---------- Records to process
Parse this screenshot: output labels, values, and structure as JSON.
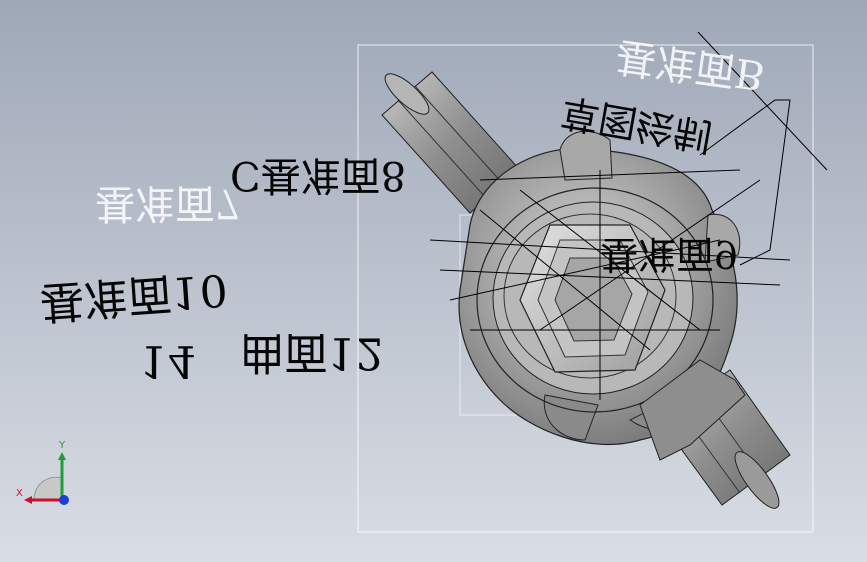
{
  "viewport": {
    "background_top": "#9fa8b8",
    "background_bottom": "#d9dde4"
  },
  "model": {
    "body_color": "#8c8c8c",
    "edge_color": "#1a1a1a",
    "bounding_box_color": "#ffffff"
  },
  "annotations": {
    "ghost_1": "基准面B",
    "ghost_2": "基准面7",
    "ink_1": "草图绘制",
    "ink_2": "C基准面8",
    "ink_3": "基准面9",
    "ink_4": "基准面10",
    "ink_5": "曲面12",
    "ink_6": "14"
  },
  "triad": {
    "x_label": "X",
    "y_label": "Y",
    "x_color": "#c8102e",
    "y_color": "#1e9e3a",
    "z_color": "#1a3fd6"
  }
}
--------------------
Output all of the records exactly as they appear above, but not the pictures.

Full output:
Parse this screenshot: output labels, values, and structure as JSON.
{
  "viewport": {
    "background_top": "#9fa8b8",
    "background_bottom": "#d9dde4"
  },
  "model": {
    "body_color": "#8c8c8c",
    "edge_color": "#1a1a1a",
    "bounding_box_color": "#ffffff"
  },
  "annotations": {
    "ghost_1": "基准面B",
    "ghost_2": "基准面7",
    "ink_1": "草图绘制",
    "ink_2": "C基准面8",
    "ink_3": "基准面9",
    "ink_4": "基准面10",
    "ink_5": "曲面12",
    "ink_6": "14"
  },
  "triad": {
    "x_label": "X",
    "y_label": "Y",
    "x_color": "#c8102e",
    "y_color": "#1e9e3a",
    "z_color": "#1a3fd6"
  }
}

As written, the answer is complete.